[Prompt 1]:
Using the spectral centroid post, answer each question below.
(a) What two kinds of spectra does the writer say different people use?
(b) What issue did the only comparison tests the writer found deal with?
(c) Which field does the writer call even more multi-disciplinary than audio DSP?
[Prompt 2]: Proceed with the spectral centroid post, starting after its final sentence.

[Page text]:
Re: [music-dsp] Cheap spectral centroid recipe

Ethan Duni Thu, 18 Feb 2016 13:55:47 -0800

I was kind of hoping someone would chime in with a reference to a
publication of some tests comparing different spectral centroid methods,
showing how well they match some subjective ratings of "brightness" or
whatever, for various signal classes. This doesn't seem particularly
difficult, although it requires pinning down exactly what we want these
things to do. And, yes, subjective testing, statistics, etc. I've noticed
in my (cursory) searches that some people use amplitude spectra and others
use power spectra, but the only thing I've found in the way of comparison
tests was to do with whether it gets normalized by fundamental frequency or
not.


I'm not a partisan for any particular definition, just want to understand
how the various statistics stack up.

>We're mathematicians, not neuroscientists, and that discipline comes
>with a powerful confirmation bias for simple, "elegant" solutions.

Who is "we?" My experience is that audio DSP is a rather multi-disciplinary
field. And music DSP, even more so.

At any rate, I'm certainly happy to turn the crank on the straightforward
definitions as well. Here's my understanding of the situation so far, for
spectral centroid defined in terms of the normalized power spectrum:

Let's start in continuous time, with some real signal x(t) with FT X(w).

Entries from a data source:
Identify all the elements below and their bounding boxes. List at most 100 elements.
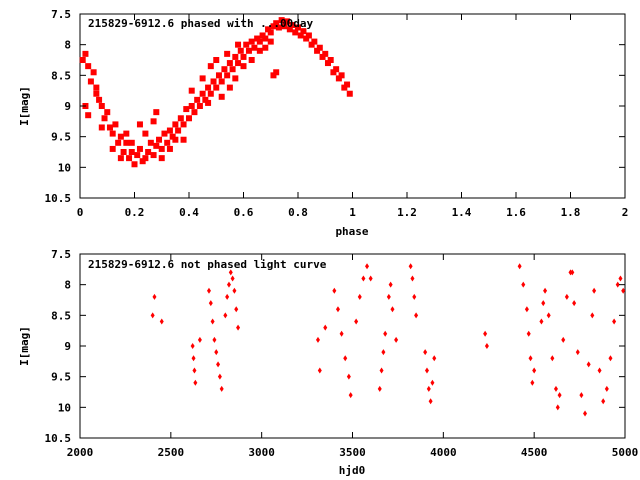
- phased-data-point: [243, 41, 250, 48]
- unphased-data-point: [597, 367, 602, 374]
- unphased-data-point: [579, 392, 584, 399]
- phased-data-point: [147, 139, 154, 146]
- unphased-data-point: [390, 306, 395, 313]
- phased-panel-title: 215829-6912.6 phased with ...00day: [88, 17, 314, 30]
- phased-data-point: [156, 136, 163, 143]
- phased-x-tick-label: 0.4: [179, 206, 199, 219]
- unphased-data-point: [343, 355, 348, 362]
- unphased-data-point: [386, 293, 391, 300]
- unphased-data-point: [550, 355, 555, 362]
- phased-data-point: [150, 152, 157, 159]
- unphased-data-point: [561, 336, 566, 343]
- phased-data-point: [79, 57, 86, 63]
- phased-data-point: [335, 75, 342, 82]
- phased-y-tick-label: 9: [64, 100, 71, 113]
- phased-data-point: [218, 78, 225, 85]
- unphased-x-axis-label: hjd0: [339, 464, 366, 477]
- phased-data-point: [210, 78, 217, 85]
- phased-data-point: [232, 53, 239, 60]
- phased-data-point: [98, 103, 105, 109]
- unphased-x-tick-label: 2500: [158, 446, 185, 459]
- phased-data-point: [85, 63, 92, 70]
- phased-data-point: [128, 149, 135, 155]
- unphased-data-point: [530, 379, 535, 386]
- phased-data-point: [205, 99, 212, 106]
- unphased-data-point: [524, 306, 529, 313]
- phased-y-tick-label: 10: [58, 161, 71, 174]
- unphased-data-point: [225, 293, 230, 300]
- unphased-data-point: [216, 361, 221, 368]
- phased-data-point: [194, 96, 201, 103]
- unphased-data-point: [621, 287, 626, 294]
- phased-data-point: [281, 23, 288, 30]
- phased-data-point: [289, 22, 296, 29]
- phased-data-point: [245, 47, 252, 54]
- unphased-y-tick-label: 9.5: [51, 371, 71, 384]
- phased-data-point: [153, 142, 160, 149]
- phased-data-point: [229, 66, 236, 73]
- phased-data-point: [166, 145, 173, 152]
- phased-data-point: [175, 127, 182, 134]
- phased-data-point: [126, 155, 133, 162]
- unphased-data-point: [423, 349, 428, 356]
- phased-x-tick-label: 1.2: [397, 206, 417, 219]
- unphased-data-point: [219, 385, 224, 392]
- phased-x-axis-label: phase: [335, 225, 368, 238]
- phased-data-point: [199, 75, 206, 82]
- phased-data-point: [215, 72, 222, 79]
- unphased-x-tick-label: 3000: [248, 446, 275, 459]
- phased-data-point: [273, 20, 280, 27]
- unphased-data-point: [361, 275, 366, 282]
- phased-y-tick-label: 8.5: [51, 69, 71, 82]
- phased-data-point: [314, 47, 321, 54]
- phased-data-point: [169, 133, 176, 140]
- unphased-data-point: [377, 385, 382, 392]
- unphased-data-point: [206, 287, 211, 294]
- unphased-y-tick-label: 10: [58, 401, 71, 414]
- unphased-data-point: [410, 275, 415, 282]
- phased-x-tick-label: 1.4: [452, 206, 472, 219]
- phased-data-point: [87, 78, 94, 85]
- phased-y-tick-label: 10.5: [45, 192, 72, 205]
- phased-data-point: [128, 139, 135, 146]
- unphased-x-tick-label: 4500: [521, 446, 548, 459]
- unphased-data-point: [592, 287, 597, 294]
- phased-data-point: [177, 115, 184, 122]
- phased-data-point: [284, 18, 291, 25]
- unphased-data-point: [357, 293, 362, 300]
- unphased-data-point: [546, 312, 551, 319]
- phased-data-point: [322, 50, 329, 57]
- unphased-data-point: [521, 281, 526, 288]
- phased-plot-frame: [79, 13, 626, 199]
- unphased-data-point: [526, 330, 531, 337]
- phased-data-point: [82, 50, 89, 57]
- phased-data-point: [235, 41, 242, 48]
- phased-data-point: [188, 87, 195, 94]
- phased-x-ticks: 0 0.2 0.4 0.6 0.8 1 1.2 1.4 1.6 1.8 2: [77, 14, 628, 219]
- phased-data-point: [117, 155, 124, 162]
- unphased-data-point: [553, 385, 558, 392]
- unphased-data-point: [572, 300, 577, 307]
- unphased-data-point: [212, 336, 217, 343]
- phased-data-point: [139, 158, 146, 165]
- phased-data-point: [142, 130, 149, 137]
- unphased-data-point: [570, 269, 575, 276]
- phased-data-point: [166, 127, 173, 134]
- phased-data-point: [104, 109, 111, 116]
- unphased-data-point: [317, 367, 322, 374]
- phased-data-point: [240, 53, 247, 60]
- unphased-data-point: [323, 324, 328, 331]
- unphased-data-point: [575, 349, 580, 356]
- phased-data-point: [101, 115, 108, 122]
- unphased-data-point: [428, 398, 433, 405]
- unphased-data-point: [539, 318, 544, 325]
- phased-data-point: [109, 145, 116, 152]
- phased-data-point: [262, 44, 269, 51]
- unphased-data-point: [346, 373, 351, 380]
- phased-data-point: [270, 72, 277, 79]
- unphased-data-point: [388, 281, 393, 288]
- phased-y-tick-label: 7.5: [51, 8, 71, 21]
- unphased-data-point: [555, 404, 560, 411]
- phased-data-point: [265, 26, 272, 33]
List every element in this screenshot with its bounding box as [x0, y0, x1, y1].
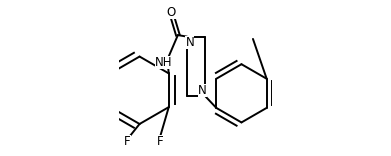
Text: N: N: [198, 84, 207, 97]
Text: F: F: [124, 135, 131, 148]
Text: N: N: [185, 36, 194, 49]
Text: F: F: [157, 135, 163, 148]
Text: O: O: [166, 6, 176, 19]
Text: NH: NH: [155, 56, 173, 69]
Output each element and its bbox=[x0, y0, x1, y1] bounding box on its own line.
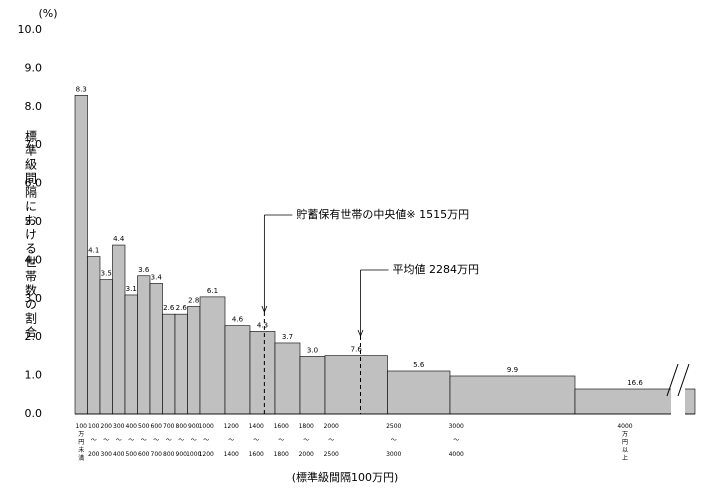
y-tick-label: 0.0 bbox=[25, 407, 43, 420]
y-tick-label: 3.0 bbox=[25, 292, 43, 305]
bar bbox=[149, 283, 163, 415]
bar bbox=[387, 370, 451, 415]
value-label: 3.6 bbox=[138, 266, 150, 274]
bar bbox=[449, 375, 576, 415]
x-tick-label: 500 〜 600 bbox=[138, 423, 150, 458]
bar bbox=[224, 325, 251, 415]
value-label: 5.6 bbox=[413, 361, 425, 369]
bar bbox=[74, 94, 88, 415]
x-tick-label: 2000 〜 2500 bbox=[324, 423, 339, 458]
value-label: 4.6 bbox=[232, 316, 244, 324]
x-tick-label: 100 万円未満 bbox=[76, 423, 88, 462]
y-tick-label: 9.0 bbox=[25, 61, 43, 74]
value-label: 3.1 bbox=[126, 285, 137, 293]
value-label: 7.6 bbox=[351, 346, 363, 354]
x-tick-label: 3000 〜 4000 bbox=[449, 423, 464, 458]
y-tick-label: 8.0 bbox=[25, 100, 43, 113]
y-tick-label: 10.0 bbox=[18, 23, 43, 36]
x-tick-label: 2500 〜 3000 bbox=[386, 423, 401, 458]
bar bbox=[112, 244, 126, 415]
y-tick-label: 7.0 bbox=[25, 138, 43, 151]
value-label: 3.7 bbox=[282, 333, 293, 341]
x-tick-label: 600 〜 700 bbox=[151, 423, 163, 458]
value-label: 3.0 bbox=[307, 346, 318, 354]
bar bbox=[99, 279, 113, 415]
bar bbox=[199, 296, 226, 415]
value-label: 2.8 bbox=[188, 296, 199, 304]
x-tick-label: 300 〜 400 bbox=[113, 423, 125, 458]
x-tick-label: 1200 〜 1400 bbox=[224, 423, 239, 458]
bar bbox=[87, 256, 101, 415]
annotation-text: 貯蓄保有世帯の中央値※ 1515万円 bbox=[296, 207, 469, 221]
x-tick-label: 1800 〜 2000 bbox=[299, 423, 314, 458]
value-label: 6.1 bbox=[207, 287, 218, 295]
y-axis-title: 標準級間隔における世帯数の割合 bbox=[24, 130, 38, 340]
x-tick-label: 900 〜 1000 bbox=[186, 423, 201, 458]
x-tick-label: 1600 〜 1800 bbox=[274, 423, 289, 458]
annotation-text: 平均値 2284万円 bbox=[393, 263, 480, 276]
value-label: 4.3 bbox=[257, 321, 268, 329]
y-tick-label: 4.0 bbox=[25, 253, 43, 266]
x-tick-label: 4000 万円以上 bbox=[617, 423, 632, 462]
axis-break bbox=[666, 362, 690, 418]
x-tick-label: 1000 〜 1200 bbox=[199, 423, 214, 458]
y-tick-label: 6.0 bbox=[25, 177, 43, 190]
y-tick-label: 2.0 bbox=[25, 330, 43, 343]
break-line bbox=[666, 363, 679, 397]
value-label: 8.3 bbox=[76, 85, 87, 93]
y-unit-label: (%) bbox=[38, 7, 57, 20]
bar bbox=[162, 313, 176, 415]
x-tick-label: 200 〜 300 bbox=[101, 423, 113, 458]
x-tick-label: 100 〜 200 bbox=[88, 423, 100, 458]
bar bbox=[249, 331, 276, 415]
value-label: 4.1 bbox=[88, 247, 99, 255]
bar bbox=[187, 306, 201, 415]
value-label: 3.5 bbox=[101, 270, 112, 278]
bar bbox=[299, 356, 326, 415]
x-tick-label: 1400 〜 1600 bbox=[249, 423, 264, 458]
x-axis-title: (標準級間隔100万円) bbox=[292, 470, 399, 484]
bar bbox=[274, 342, 301, 415]
bar bbox=[124, 294, 138, 415]
bar bbox=[324, 355, 388, 415]
break-line bbox=[677, 363, 690, 397]
value-label: 9.9 bbox=[507, 366, 518, 374]
y-tick-label: 1.0 bbox=[25, 369, 43, 382]
value-label: 2.6 bbox=[176, 304, 188, 312]
break-gap bbox=[671, 362, 685, 418]
value-label: 4.4 bbox=[113, 235, 125, 243]
x-tick-label: 400 〜 500 bbox=[126, 423, 138, 458]
value-label: 2.6 bbox=[163, 304, 175, 312]
bar bbox=[174, 313, 188, 415]
value-label: 16.6 bbox=[627, 379, 643, 387]
y-tick-label: 5.0 bbox=[25, 215, 43, 228]
bar bbox=[137, 275, 151, 415]
x-tick-label: 700 〜 800 bbox=[163, 423, 175, 458]
x-tick-label: 800 〜 900 bbox=[176, 423, 188, 458]
value-label: 3.4 bbox=[151, 273, 163, 281]
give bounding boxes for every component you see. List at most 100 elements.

[Task answer 1]:
(a) Amplitude spectra and power spectra.
(b) Whether the centroid gets normalized by fundamental frequency or not.
(c) Music DSP.

[Task answer 2]:
Recall the differentiation property, d/dt x(t) <=> jwX(w). Next, let's use
Parseval's theorem (ignoring the normalization constants because they'll
cancel out later):

integral( |x(t)|^2 dt) = integral( |X(w)|^2 dw), and likewise integral(
|d/dt x(t)|^2 dt) = integral( |w|^2 |X(w)|^2 dw).

Thus, the ratio of the time-domain integrals gives:

integral( |d/dt x(t)|^2 dt)/integral( |x(t)|^2 dt) = integral( |w|^2
|X(w)|^2 dw)/integral( |X(w)|^2 dw)

I.e., if we run a differentiator, then compute the ratio of the power in
that to the power in the original signal, the result is the second moment
of the (normalized) power spectrum. This corresponds to the system Evan
proposed in the OP, without the later square root modification. So that's
something, but presumably we want to get the *first* moment of the
normalized power spectrum.

One option is to replace the differentiator with an inverse pinking filter,
as rbj suggested. Are there any good references on design of inverse
pinking filters?

Another option is to stick some square roots on these quantities, as Evan
suggested in a subsequent post. But moving those through the integrals
means, according to Jensen's inequality, that we get an over-estimate of
the first moment of the normalized power spectrum. How big the
overestimation is depends on the shape of the spectrum, but this may well
be quite usable regardless and should be substantially cheaper than the
inverse pinking filter approach.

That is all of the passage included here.